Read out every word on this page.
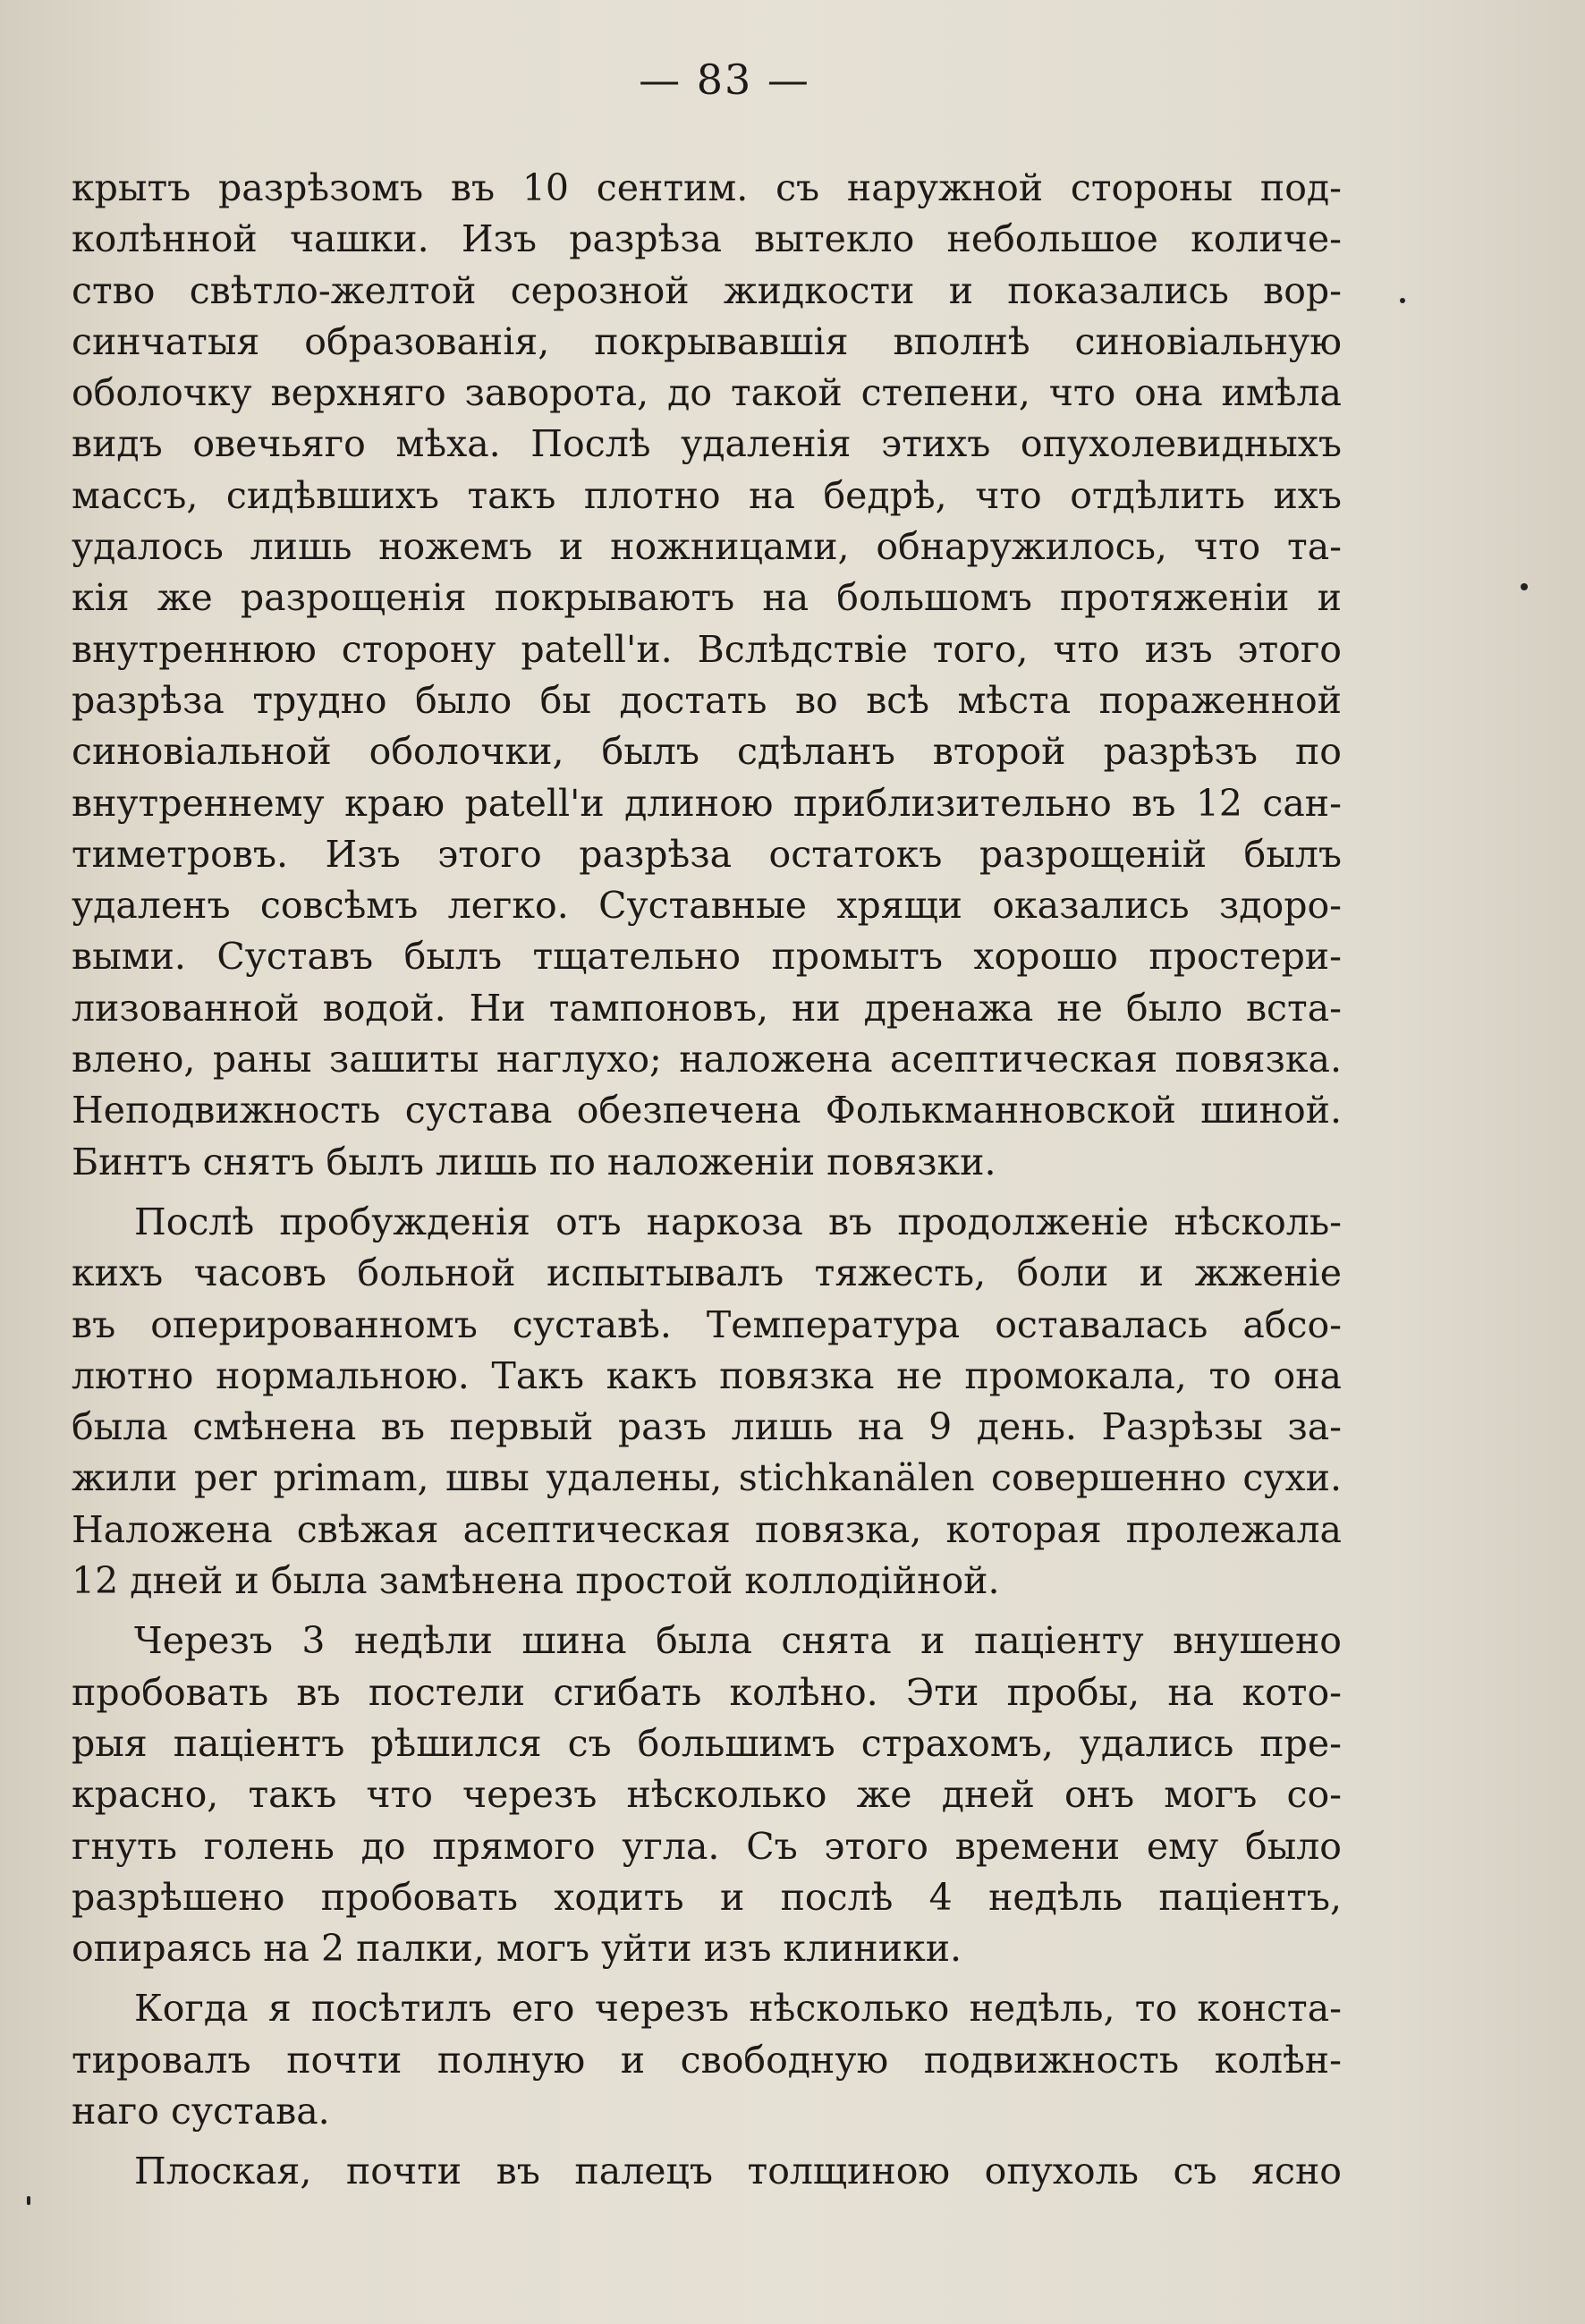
— 83 —

крытъ разрѣзомъ въ 10 сентим. съ наружной стороны под-

колѣнной чашки. Изъ разрѣза вытекло небольшое количе-

ство свѣтло-желтой серозной жидкости и показались вор-

синчатыя образованія, покрывавшія вполнѣ синовіальную

оболочку верхняго заворота, до такой степени, что она имѣла

видъ овечьяго мѣха. Послѣ удаленія этихъ опухолевидныхъ

массъ, сидѣвшихъ такъ плотно на бедрѣ, что отдѣлить ихъ

удалось лишь ножемъ и ножницами, обнаружилось, что та-

кія же разрощенія покрываютъ на большомъ протяженіи и

внутреннюю сторону patell'и. Вслѣдствіе того, что изъ этого

разрѣза трудно было бы достать во всѣ мѣста пораженной

синовіальной оболочки, былъ сдѣланъ второй разрѣзъ по

внутреннему краю patell'и длиною приблизительно въ 12 сан-

тиметровъ. Изъ этого разрѣза остатокъ разрощеній былъ

удаленъ совсѣмъ легко. Суставные хрящи оказались здоро-

выми. Суставъ былъ тщательно промытъ хорошо простери-

лизованной водой. Ни тампоновъ, ни дренажа не было вста-

влено, раны зашиты наглухо; наложена асептическая повязка.

Неподвижность сустава обезпечена Фолькманновской шиной.

Бинтъ снятъ былъ лишь по наложеніи повязки.

Послѣ пробужденія отъ наркоза въ продолженіе нѣсколь-

кихъ часовъ больной испытывалъ тяжесть, боли и жженіе

въ оперированномъ суставѣ. Температура оставалась абсо-

лютно нормальною. Такъ какъ повязка не промокала, то она

была смѣнена въ первый разъ лишь на 9 день. Разрѣзы за-

жили per primam, швы удалены, stichkanälen совершенно сухи.

Наложена свѣжая асептическая повязка, которая пролежала

12 дней и была замѣнена простой коллодійной.

Черезъ 3 недѣли шина была снята и паціенту внушено

пробовать въ постели сгибать колѣно. Эти пробы, на кото-

рыя паціентъ рѣшился съ большимъ страхомъ, удались пре-

красно, такъ что черезъ нѣсколько же дней онъ могъ со-

гнуть голень до прямого угла. Съ этого времени ему было

разрѣшено пробовать ходить и послѣ 4 недѣль паціентъ,

опираясь на 2 палки, могъ уйти изъ клиники.

Когда я посѣтилъ его черезъ нѣсколько недѣль, то конста-

тировалъ почти полную и свободную подвижность колѣн-

наго сустава.

Плоская, почти въ палецъ толщиною опухоль съ ясно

◆ **Exercise prompt**: Reply with nothing but a number: how many lines of the entries above contain the string "почти"?

◆ **Correct output**: 2